PROBLEM DETAILS.
Find every line in the records below that contains the word "JSON", and copy each such line.

AVAILABLE DATA.
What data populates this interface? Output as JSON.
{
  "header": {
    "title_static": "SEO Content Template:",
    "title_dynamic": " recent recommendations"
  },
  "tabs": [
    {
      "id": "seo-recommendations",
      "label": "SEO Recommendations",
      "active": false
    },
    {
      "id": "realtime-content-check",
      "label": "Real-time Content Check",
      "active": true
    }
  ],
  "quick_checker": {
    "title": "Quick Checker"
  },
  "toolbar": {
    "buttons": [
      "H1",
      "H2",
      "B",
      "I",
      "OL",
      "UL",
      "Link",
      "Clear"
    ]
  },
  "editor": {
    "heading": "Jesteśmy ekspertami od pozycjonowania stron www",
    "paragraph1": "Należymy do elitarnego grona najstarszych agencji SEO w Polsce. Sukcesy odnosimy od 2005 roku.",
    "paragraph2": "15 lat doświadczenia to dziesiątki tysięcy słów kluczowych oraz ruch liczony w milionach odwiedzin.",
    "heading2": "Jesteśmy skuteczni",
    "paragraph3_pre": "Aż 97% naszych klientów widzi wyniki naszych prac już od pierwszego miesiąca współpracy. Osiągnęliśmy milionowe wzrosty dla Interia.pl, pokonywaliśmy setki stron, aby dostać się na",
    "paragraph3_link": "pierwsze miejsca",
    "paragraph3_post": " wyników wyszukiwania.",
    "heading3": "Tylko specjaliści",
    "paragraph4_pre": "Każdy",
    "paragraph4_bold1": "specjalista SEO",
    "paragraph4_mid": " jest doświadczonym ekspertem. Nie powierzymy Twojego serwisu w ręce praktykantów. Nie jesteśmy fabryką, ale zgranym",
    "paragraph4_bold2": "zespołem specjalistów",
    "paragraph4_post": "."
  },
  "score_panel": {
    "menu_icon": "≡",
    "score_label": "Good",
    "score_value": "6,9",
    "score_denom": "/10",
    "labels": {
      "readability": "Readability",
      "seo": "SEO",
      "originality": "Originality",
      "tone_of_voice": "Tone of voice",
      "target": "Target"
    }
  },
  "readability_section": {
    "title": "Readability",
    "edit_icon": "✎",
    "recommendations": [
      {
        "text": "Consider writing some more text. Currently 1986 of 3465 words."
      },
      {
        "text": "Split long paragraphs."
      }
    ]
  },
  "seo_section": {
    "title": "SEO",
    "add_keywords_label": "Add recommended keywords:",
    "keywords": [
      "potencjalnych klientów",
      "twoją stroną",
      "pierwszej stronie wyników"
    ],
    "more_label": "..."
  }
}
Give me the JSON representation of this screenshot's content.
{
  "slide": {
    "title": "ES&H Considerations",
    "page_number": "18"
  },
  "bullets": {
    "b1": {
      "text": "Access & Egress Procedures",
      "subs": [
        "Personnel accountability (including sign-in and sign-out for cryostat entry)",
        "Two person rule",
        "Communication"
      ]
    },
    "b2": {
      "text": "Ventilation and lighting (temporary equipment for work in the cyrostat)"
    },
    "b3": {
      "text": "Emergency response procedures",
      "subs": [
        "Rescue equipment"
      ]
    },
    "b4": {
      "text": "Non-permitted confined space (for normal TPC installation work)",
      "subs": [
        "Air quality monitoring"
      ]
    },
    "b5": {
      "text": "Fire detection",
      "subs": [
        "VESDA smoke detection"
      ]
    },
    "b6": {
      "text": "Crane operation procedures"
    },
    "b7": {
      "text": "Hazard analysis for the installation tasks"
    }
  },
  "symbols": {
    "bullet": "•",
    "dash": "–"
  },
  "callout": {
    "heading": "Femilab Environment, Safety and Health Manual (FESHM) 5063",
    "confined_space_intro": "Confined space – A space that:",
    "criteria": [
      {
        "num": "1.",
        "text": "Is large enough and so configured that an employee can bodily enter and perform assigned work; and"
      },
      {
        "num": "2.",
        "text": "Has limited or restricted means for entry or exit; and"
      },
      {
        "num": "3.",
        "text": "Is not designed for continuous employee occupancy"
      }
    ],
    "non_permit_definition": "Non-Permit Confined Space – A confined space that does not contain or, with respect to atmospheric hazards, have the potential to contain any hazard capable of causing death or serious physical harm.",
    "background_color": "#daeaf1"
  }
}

CORRECT OUTPUT.
What data populates this interface? Output as JSON.
Give me the JSON representation of this screenshot's content.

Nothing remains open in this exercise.